* Task goal:
Output the data below in full, byte for byte. Nothing may differ.

* Data shown:
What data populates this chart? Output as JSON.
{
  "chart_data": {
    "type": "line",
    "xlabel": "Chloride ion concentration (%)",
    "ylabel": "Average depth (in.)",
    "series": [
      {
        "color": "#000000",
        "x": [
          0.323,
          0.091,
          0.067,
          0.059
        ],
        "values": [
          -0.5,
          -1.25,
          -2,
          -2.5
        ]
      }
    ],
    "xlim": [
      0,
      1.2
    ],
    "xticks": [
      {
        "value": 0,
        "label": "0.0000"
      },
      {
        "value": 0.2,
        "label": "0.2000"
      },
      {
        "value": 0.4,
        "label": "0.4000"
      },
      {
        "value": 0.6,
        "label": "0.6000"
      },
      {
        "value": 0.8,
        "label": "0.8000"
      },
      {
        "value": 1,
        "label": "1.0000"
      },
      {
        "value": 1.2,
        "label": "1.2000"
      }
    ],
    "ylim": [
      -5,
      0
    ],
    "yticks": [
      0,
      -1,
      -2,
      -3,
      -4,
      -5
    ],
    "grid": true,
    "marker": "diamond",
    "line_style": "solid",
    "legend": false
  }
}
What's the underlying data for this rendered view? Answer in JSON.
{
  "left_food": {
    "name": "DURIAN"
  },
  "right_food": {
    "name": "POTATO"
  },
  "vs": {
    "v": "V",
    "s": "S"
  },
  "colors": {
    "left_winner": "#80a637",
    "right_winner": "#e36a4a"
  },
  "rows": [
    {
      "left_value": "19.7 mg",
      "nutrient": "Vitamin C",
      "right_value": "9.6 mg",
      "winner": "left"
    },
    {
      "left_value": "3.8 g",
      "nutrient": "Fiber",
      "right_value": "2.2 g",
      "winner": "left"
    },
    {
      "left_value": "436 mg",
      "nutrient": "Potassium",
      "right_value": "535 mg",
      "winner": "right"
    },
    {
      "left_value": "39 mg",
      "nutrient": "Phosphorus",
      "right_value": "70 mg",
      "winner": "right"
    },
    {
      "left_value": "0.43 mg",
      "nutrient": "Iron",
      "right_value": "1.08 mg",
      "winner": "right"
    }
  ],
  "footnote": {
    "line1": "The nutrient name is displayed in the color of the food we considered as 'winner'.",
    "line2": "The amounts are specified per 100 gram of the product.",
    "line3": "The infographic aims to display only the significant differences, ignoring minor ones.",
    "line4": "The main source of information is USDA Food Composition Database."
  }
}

* Exercise answer:
What data populates this chart? Output as JSON.
{
  "chart_data": {
    "type": "line",
    "xlabel": "Chloride ion concentration (%)",
    "ylabel": "Average depth (in.)",
    "series": [
      {
        "color": "#000000",
        "x": [
          0.323,
          0.091,
          0.067,
          0.059
        ],
        "values": [
          -0.5,
          -1.25,
          -2,
          -2.5
        ]
      }
    ],
    "xlim": [
      0,
      1.2
    ],
    "xticks": [
      {
        "value": 0,
        "label": "0.0000"
      },
      {
        "value": 0.2,
        "label": "0.2000"
      },
      {
        "value": 0.4,
        "label": "0.4000"
      },
      {
        "value": 0.6,
        "label": "0.6000"
      },
      {
        "value": 0.8,
        "label": "0.8000"
      },
      {
        "value": 1,
        "label": "1.0000"
      },
      {
        "value": 1.2,
        "label": "1.2000"
      }
    ],
    "ylim": [
      -5,
      0
    ],
    "yticks": [
      0,
      -1,
      -2,
      -3,
      -4,
      -5
    ],
    "grid": true,
    "marker": "diamond",
    "line_style": "solid",
    "legend": false
  }
}
What's the underlying data for this rendered view? Answer in JSON.
{
  "left_food": {
    "name": "DURIAN"
  },
  "right_food": {
    "name": "POTATO"
  },
  "vs": {
    "v": "V",
    "s": "S"
  },
  "colors": {
    "left_winner": "#80a637",
    "right_winner": "#e36a4a"
  },
  "rows": [
    {
      "left_value": "19.7 mg",
      "nutrient": "Vitamin C",
      "right_value": "9.6 mg",
      "winner": "left"
    },
    {
      "left_value": "3.8 g",
      "nutrient": "Fiber",
      "right_value": "2.2 g",
      "winner": "left"
    },
    {
      "left_value": "436 mg",
      "nutrient": "Potassium",
      "right_value": "535 mg",
      "winner": "right"
    },
    {
      "left_value": "39 mg",
      "nutrient": "Phosphorus",
      "right_value": "70 mg",
      "winner": "right"
    },
    {
      "left_value": "0.43 mg",
      "nutrient": "Iron",
      "right_value": "1.08 mg",
      "winner": "right"
    }
  ],
  "footnote": {
    "line1": "The nutrient name is displayed in the color of the food we considered as 'winner'.",
    "line2": "The amounts are specified per 100 gram of the product.",
    "line3": "The infographic aims to display only the significant differences, ignoring minor ones.",
    "line4": "The main source of information is USDA Food Composition Database."
  }
}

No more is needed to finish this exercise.